>> start Extracted information

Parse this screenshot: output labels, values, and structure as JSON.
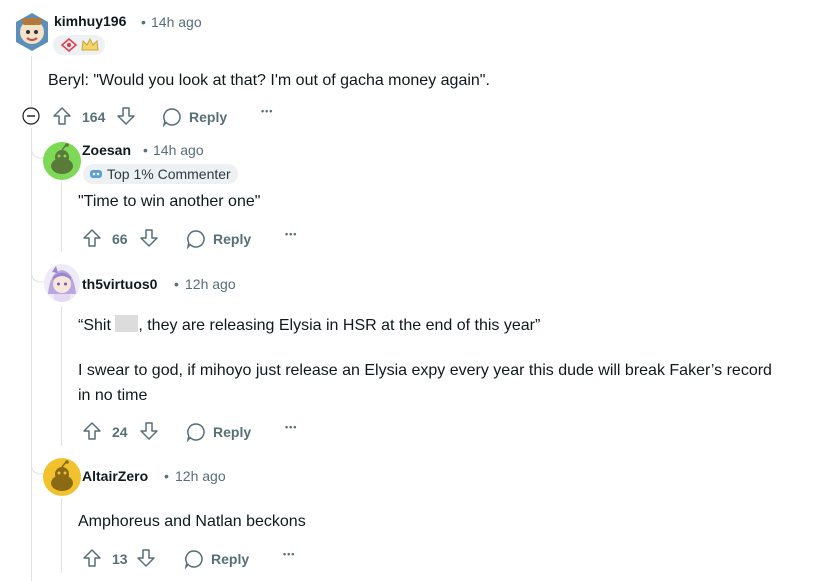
{
  "comments": [
    {
      "username": "kimhuy196",
      "time": "14h ago",
      "body": "Beryl: \"Would you look at that? I'm out of gacha money again\".",
      "votes": "164",
      "reply_label": "Reply",
      "avatar_color": "#8fb8c8"
    },
    {
      "username": "Zoesan",
      "time": "14h ago",
      "flair": "Top 1% Commenter",
      "body": "\"Time to win another one\"",
      "votes": "66",
      "reply_label": "Reply",
      "avatar_color": "#7ed957"
    },
    {
      "username": "th5virtuos0",
      "time": "12h ago",
      "body_line1_prefix": "“Shit ",
      "body_line1_suffix": ", they are releasing Elysia in HSR at the end of this year”",
      "body_p2_line1": "I swear to god, if mihoyo just release an Elysia expy every year this dude will break Faker’s record",
      "body_p2_line2": "in no time",
      "votes": "24",
      "reply_label": "Reply",
      "avatar_color": "#c9bde6"
    },
    {
      "username": "AltairZero",
      "time": "12h ago",
      "body": "Amphoreus and Natlan beckons",
      "votes": "13",
      "reply_label": "Reply",
      "avatar_color": "#f2c12e"
    }
  ],
  "more_label": "•••",
  "separator": "•"
}
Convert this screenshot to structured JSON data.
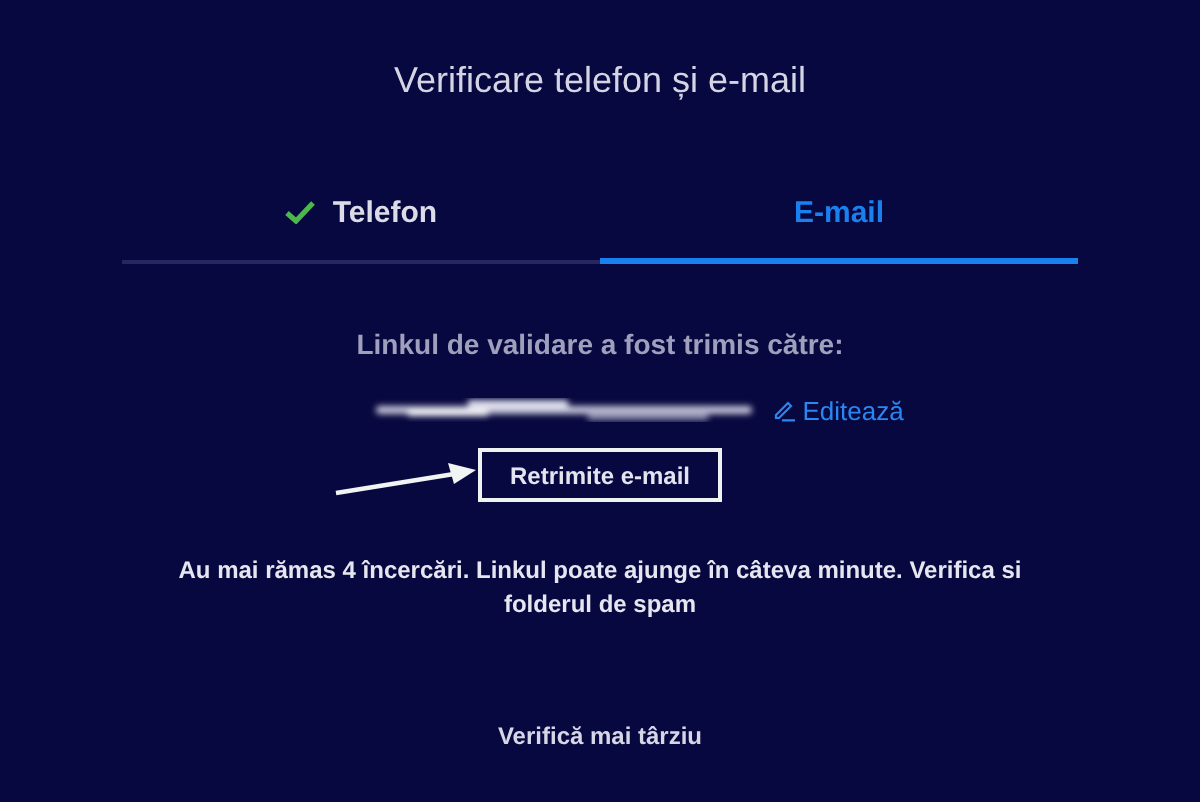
{
  "title": "Verificare telefon și e-mail",
  "tabs": [
    {
      "label": "Telefon",
      "selected": false,
      "done": true
    },
    {
      "label": "E-mail",
      "selected": true,
      "done": false
    }
  ],
  "sent_label": "Linkul de validare a fost trimis către:",
  "edit_link": "Editează",
  "resend_button": "Retrimite e-mail",
  "info": "Au mai rămas 4 încercări. Linkul poate ajunge în câteva minute. Verifica si folderul de spam",
  "later_link": "Verifică mai târziu"
}
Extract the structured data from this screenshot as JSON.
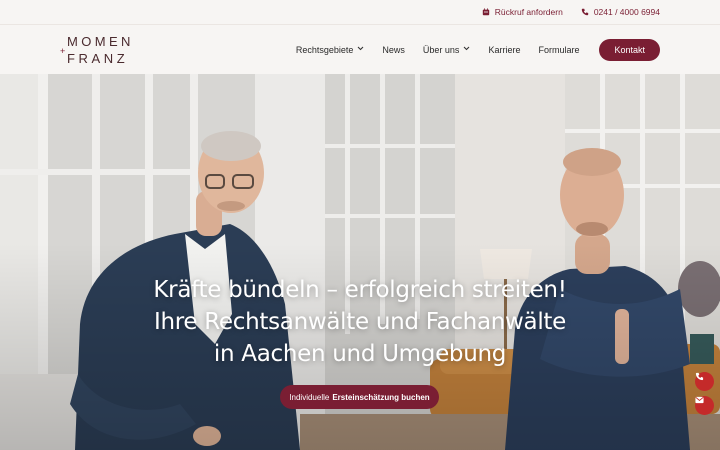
{
  "topbar": {
    "callback_label": "Rückruf anfordern",
    "phone": "0241 / 4000 6994"
  },
  "logo": {
    "line1": "MOMEN",
    "line2": "FRANZ",
    "plus": "+"
  },
  "nav": {
    "items": [
      {
        "label": "Rechtsgebiete",
        "has_dropdown": true
      },
      {
        "label": "News",
        "has_dropdown": false
      },
      {
        "label": "Über uns",
        "has_dropdown": true
      },
      {
        "label": "Karriere",
        "has_dropdown": false
      },
      {
        "label": "Formulare",
        "has_dropdown": false
      }
    ],
    "contact_button": "Kontakt",
    "chevron": "⌄"
  },
  "hero": {
    "headline_line1": "Kräfte bündeln – erfolgreich streiten!",
    "headline_line2": "Ihre Rechtsanwälte und Fachanwälte",
    "headline_line3": "in Aachen und Umgebung",
    "cta_prefix": "Individuelle",
    "cta_bold": "Ersteinschätzung buchen"
  },
  "floating": {
    "phone_icon": "phone-icon",
    "mail_icon": "mail-icon"
  },
  "colors": {
    "accent": "#7a1e33",
    "float_red": "#c42a2a",
    "sweater": "#2c3e57"
  }
}
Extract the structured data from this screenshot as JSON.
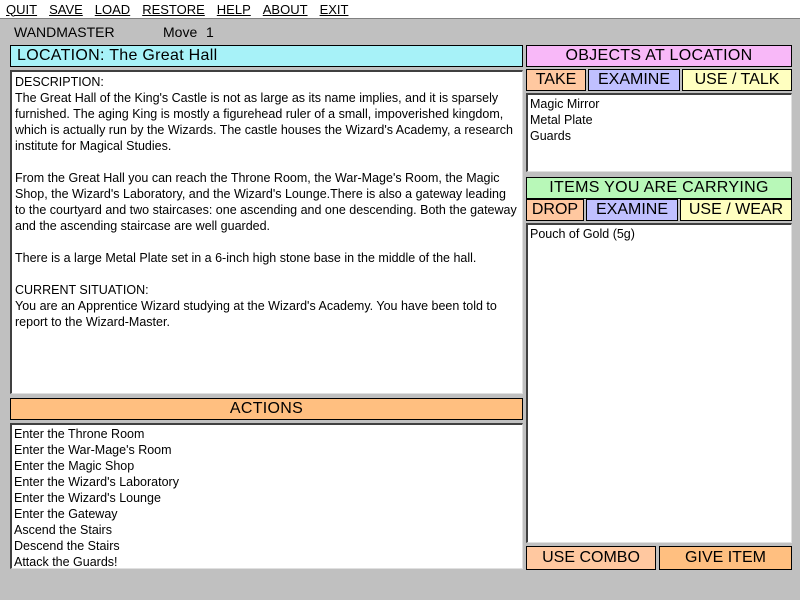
{
  "menu": [
    {
      "label": "QUIT"
    },
    {
      "label": "SAVE"
    },
    {
      "label": "LOAD"
    },
    {
      "label": "RESTORE"
    },
    {
      "label": "HELP"
    },
    {
      "label": "ABOUT"
    },
    {
      "label": "EXIT"
    }
  ],
  "app": {
    "title": "WANDMASTER",
    "move_label": "Move",
    "move_number": "1"
  },
  "location": {
    "header": "LOCATION:  The Great Hall",
    "description": "DESCRIPTION:\nThe Great Hall of the King's Castle is not as large as its name implies, and it is sparsely furnished. The aging King is mostly a figurehead ruler of a small, impoverished kingdom, which is actually run by the Wizards. The castle houses the Wizard's Academy, a research institute for Magical Studies.\n\nFrom the Great Hall you can reach the Throne Room, the War-Mage's Room, the Magic Shop, the Wizard's Laboratory, and the Wizard's Lounge.There is also a gateway leading to the courtyard and two staircases: one ascending and one descending. Both the gateway and the ascending staircase are well guarded.\n\nThere is a large Metal Plate set in a 6-inch high stone base in the middle of the hall.\n\nCURRENT SITUATION:\nYou are an Apprentice Wizard studying at the Wizard's Academy. You have been told to report to the Wizard-Master."
  },
  "actions": {
    "header": "ACTIONS",
    "items": [
      "Enter the Throne Room",
      "Enter the War-Mage's Room",
      "Enter the Magic Shop",
      "Enter the Wizard's Laboratory",
      "Enter the Wizard's Lounge",
      "Enter the Gateway",
      "Ascend the Stairs",
      "Descend the Stairs",
      "Attack the Guards!"
    ]
  },
  "objects": {
    "header": "OBJECTS AT LOCATION",
    "buttons": {
      "take": "TAKE",
      "examine": "EXAMINE",
      "use_talk": "USE / TALK"
    },
    "items": [
      "Magic Mirror",
      "Metal Plate",
      "Guards"
    ]
  },
  "inventory": {
    "header": "ITEMS YOU ARE CARRYING",
    "buttons": {
      "drop": "DROP",
      "examine": "EXAMINE",
      "use_wear": "USE / WEAR"
    },
    "items": [
      "Pouch of Gold (5g)"
    ]
  },
  "bottom_buttons": {
    "use_combo": "USE COMBO",
    "give_item": "GIVE ITEM"
  },
  "colors": {
    "location_header": "#a7f2f8",
    "actions_header": "#ffbf80",
    "objects_header": "#f8b8f8",
    "items_header": "#b8f8b8",
    "examine_button": "#c0c0ff",
    "use_button": "#ffffc0",
    "take_drop_button": "#ffc8a0"
  }
}
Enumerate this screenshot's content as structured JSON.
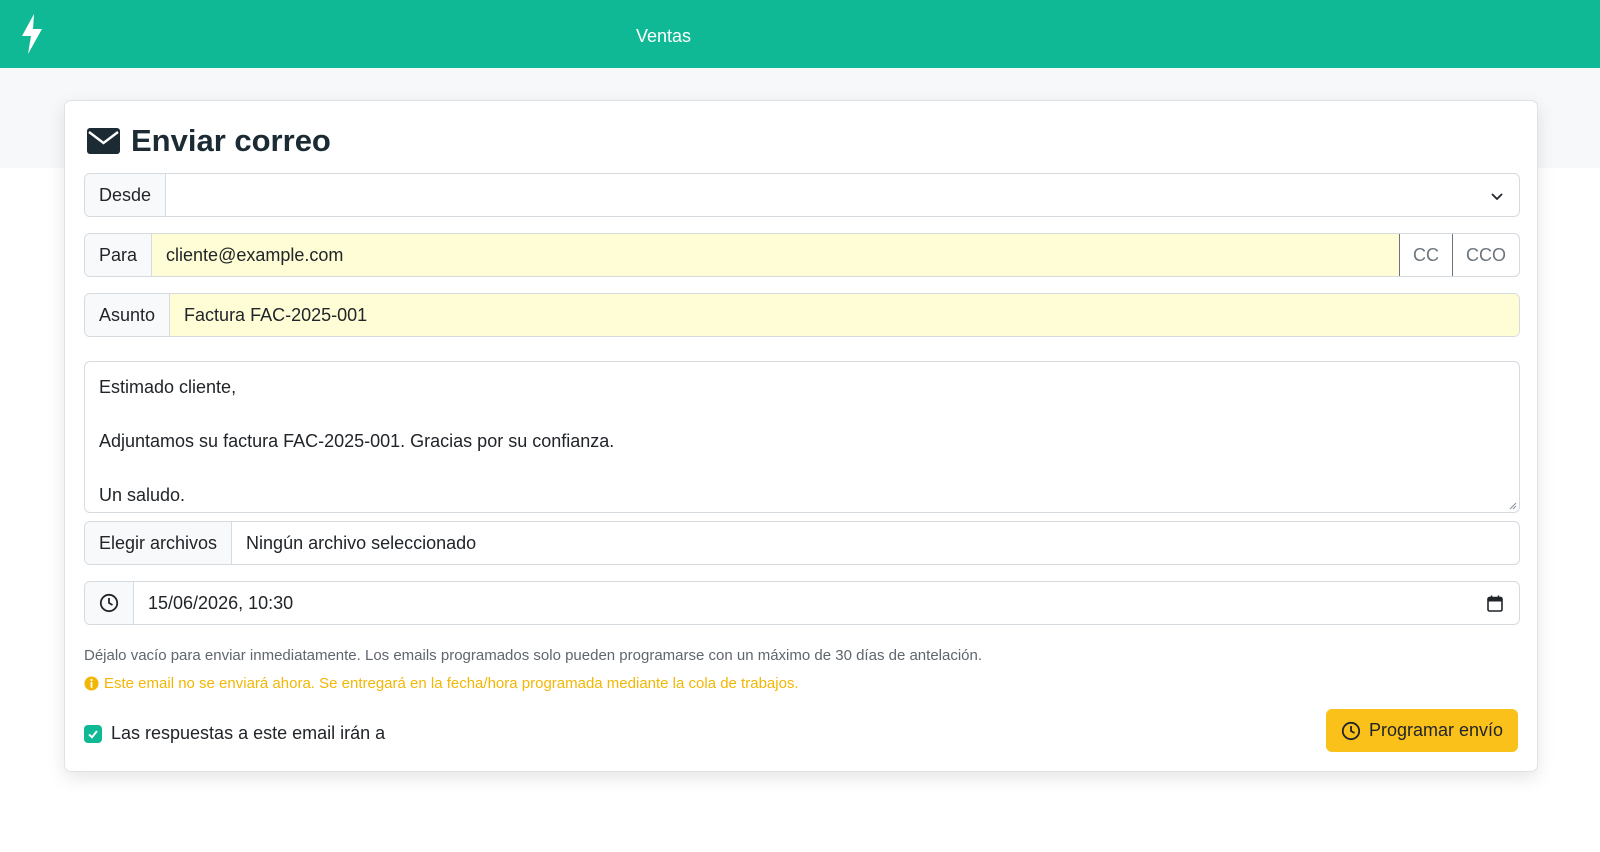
{
  "header": {
    "title": "Ventas",
    "accent_color": "#10b995",
    "logo_icon": "bolt-icon"
  },
  "form": {
    "title": "Enviar correo",
    "title_icon": "envelope-icon",
    "from": {
      "label": "Desde",
      "value": ""
    },
    "to": {
      "label": "Para",
      "value": "cliente@example.com",
      "cc_label": "CC",
      "bcc_label": "CCO"
    },
    "subject": {
      "label": "Asunto",
      "value": "Factura FAC-2025-001"
    },
    "body_lines": [
      "Estimado cliente,",
      "",
      "Adjuntamos su factura FAC-2025-001. Gracias por su confianza.",
      "",
      "Un saludo."
    ],
    "attachments": {
      "button_label": "Elegir archivos",
      "status": "Ningún archivo seleccionado"
    },
    "schedule": {
      "icon": "clock-icon",
      "value": "15/06/2026, 10:30",
      "help": "Déjalo vacío para enviar inmediatamente. Los emails programados solo pueden programarse con un máximo de 30 días de antelación.",
      "warning": "Este email no se enviará ahora. Se entregará en la fecha/hora programada mediante la cola de trabajos.",
      "warning_color": "#f2b705"
    },
    "reply_to": {
      "label": "Las respuestas a este email irán a",
      "checked": true
    },
    "submit_label": "Programar envío",
    "submit_color": "#fbc11b"
  }
}
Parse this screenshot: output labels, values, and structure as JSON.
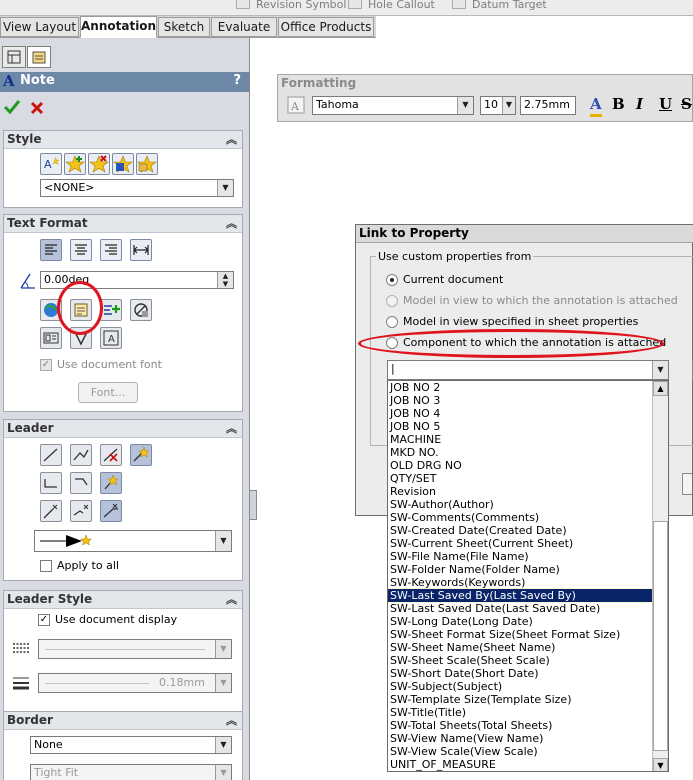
{
  "top_toolbar": {
    "items": [
      "Revision Symbol",
      "Hole Callout",
      "Datum Target"
    ]
  },
  "tabs": [
    "View Layout",
    "Annotation",
    "Sketch",
    "Evaluate",
    "Office Products"
  ],
  "panel": {
    "title": "Note",
    "help": "?",
    "style": {
      "header": "Style",
      "value": "<NONE>"
    },
    "text_format": {
      "header": "Text Format",
      "angle_value": "0.00deg",
      "use_doc_font": "Use document font",
      "font_button": "Font..."
    },
    "leader": {
      "header": "Leader",
      "apply_all": "Apply to all"
    },
    "leader_style": {
      "header": "Leader Style",
      "use_doc_display": "Use document display",
      "thickness_value": "0.18mm"
    },
    "border": {
      "header": "Border",
      "style_value": "None",
      "size_value": "Tight Fit"
    }
  },
  "formatting": {
    "title": "Formatting",
    "font": "Tahoma",
    "size": "10",
    "height": "2.75mm",
    "buttons": [
      "A",
      "B",
      "I",
      "U",
      "S"
    ]
  },
  "dialog": {
    "title": "Link to Property",
    "group_label": "Use custom properties from",
    "options": [
      "Current document",
      "Model in view to which the annotation is attached",
      "Model in view specified in sheet properties",
      "Component to which the annotation is attached"
    ],
    "combo_value": "|",
    "list_items": [
      "JOB NO 2",
      "JOB NO 3",
      "JOB NO 4",
      "JOB NO 5",
      "MACHINE",
      "MKD NO.",
      "OLD DRG NO",
      "QTY/SET",
      "Revision",
      "SW-Author(Author)",
      "SW-Comments(Comments)",
      "SW-Created Date(Created Date)",
      "SW-Current Sheet(Current Sheet)",
      "SW-File Name(File Name)",
      "SW-Folder Name(Folder Name)",
      "SW-Keywords(Keywords)",
      "SW-Last Saved By(Last Saved By)",
      "SW-Last Saved Date(Last Saved Date)",
      "SW-Long Date(Long Date)",
      "SW-Sheet Format Size(Sheet Format Size)",
      "SW-Sheet Name(Sheet Name)",
      "SW-Sheet Scale(Sheet Scale)",
      "SW-Short Date(Short Date)",
      "SW-Subject(Subject)",
      "SW-Template Size(Template Size)",
      "SW-Title(Title)",
      "SW-Total Sheets(Total Sheets)",
      "SW-View Name(View Name)",
      "SW-View Scale(View Scale)",
      "UNIT_OF_MEASURE"
    ],
    "selected_item": "SW-Last Saved By(Last Saved By)"
  },
  "colors": {
    "title_bar": "#6d87a7",
    "selection": "#0a246a",
    "highlight_ellipse": "#e0141c"
  }
}
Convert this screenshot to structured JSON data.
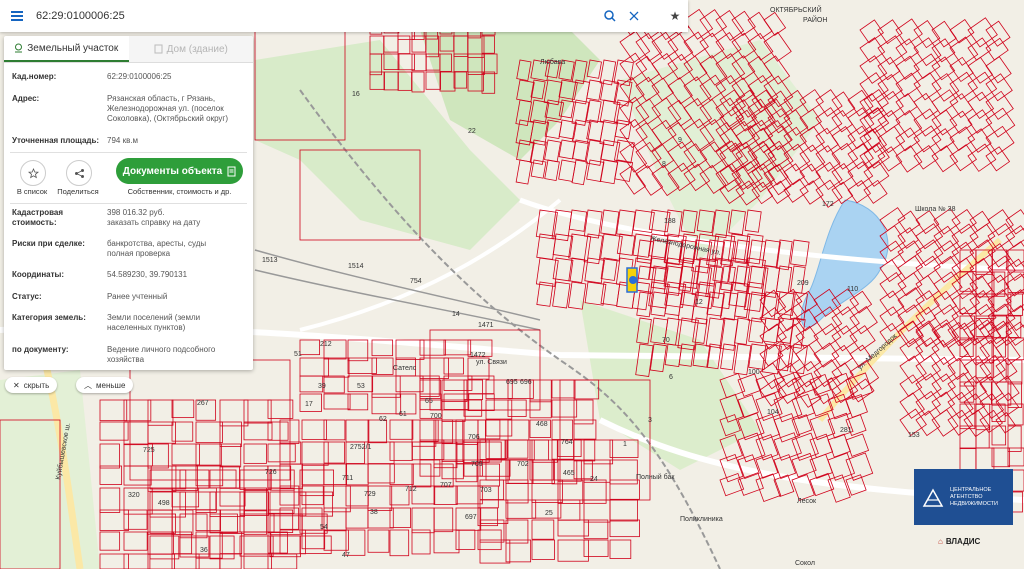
{
  "search": {
    "value": "62:29:0100006:25"
  },
  "tabs": {
    "land": "Земельный участок",
    "building": "Дом (здание)"
  },
  "details": [
    {
      "label": "Кад.номер:",
      "value": "62:29:0100006:25",
      "link": true
    },
    {
      "label": "Адрес:",
      "value": "Рязанская область, г Рязань, Железнодорожная ул. (поселок Соколовка), (Октябрьский округ)"
    },
    {
      "label": "Уточненная площадь:",
      "value": "794 кв.м"
    }
  ],
  "actions": {
    "favorite": "В список",
    "share": "Поделиться",
    "docs_button": "Документы объекта",
    "docs_sub": "Собственник, стоимость и др."
  },
  "details2": [
    {
      "label": "Кадастровая стоимость:",
      "value": "398 016.32 руб.",
      "link_text": "заказать справку на дату"
    },
    {
      "label": "Риски при сделке:",
      "value": "банкротства, аресты, суды",
      "link_text": "полная проверка"
    },
    {
      "label": "Координаты:",
      "value": "54.589230, 39.790131"
    },
    {
      "label": "Статус:",
      "value": "Ранее учтенный"
    },
    {
      "label": "Категория земель:",
      "value": "Земли поселений (земли населенных пунктов)"
    },
    {
      "label": "по документу:",
      "value": "Ведение личного подсобного хозяйства"
    }
  ],
  "controls": {
    "hide": "скрыть",
    "less": "меньше"
  },
  "logo": {
    "line1": "ЦЕНТРАЛЬНОЕ",
    "line2": "АГЕНТСТВО",
    "line3": "НЕДВИЖИМОСТИ",
    "brand": "ВЛАДИС"
  },
  "map_labels": {
    "district": "ОКТЯБРЬСКИЙ РАЙОН",
    "district_line1": "ОКТЯБРЬСКИЙ",
    "district_line2": "РАЙОН",
    "street_svyazi": "ул. Связи",
    "street_zheleznodor": "Железнодорожная ул.",
    "street_medgorodok": "ул. Медгородок",
    "street_kuibyshev": "Куйбышевское ш.",
    "place_satelc": "Сателс",
    "place_polny_bak": "Полный бак",
    "place_lesok": "Лесок",
    "place_sokol": "Сокол",
    "place_school": "Школа № 38",
    "place_polyclinic": "Поликлиника",
    "place_lyubava": "Любава",
    "parcel_numbers": [
      "16",
      "22",
      "14",
      "754",
      "1514",
      "1513",
      "1471",
      "1472",
      "695",
      "696",
      "709",
      "702",
      "707",
      "703",
      "712",
      "726",
      "697",
      "2752/1",
      "725",
      "320",
      "498",
      "36",
      "54",
      "38",
      "47",
      "25",
      "24",
      "706",
      "468",
      "465",
      "764",
      "1",
      "3",
      "6",
      "8",
      "9",
      "110",
      "172",
      "104",
      "100",
      "153",
      "281",
      "188",
      "209",
      "12",
      "70",
      "65",
      "61",
      "62",
      "700",
      "17",
      "39",
      "51",
      "53",
      "212",
      "267",
      "729",
      "711"
    ]
  },
  "colors": {
    "accent": "#2e9e3a",
    "parcel": "#d0021b",
    "link": "#1565c0",
    "logo": "#1f4f93"
  }
}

>> end Extracted information

### Brief
Pick every line with "Scale" in it and copy it.

### Finished task
      "SW-Sheet Scale(Sheet Scale)",
      "SW-View Scale(View Scale)",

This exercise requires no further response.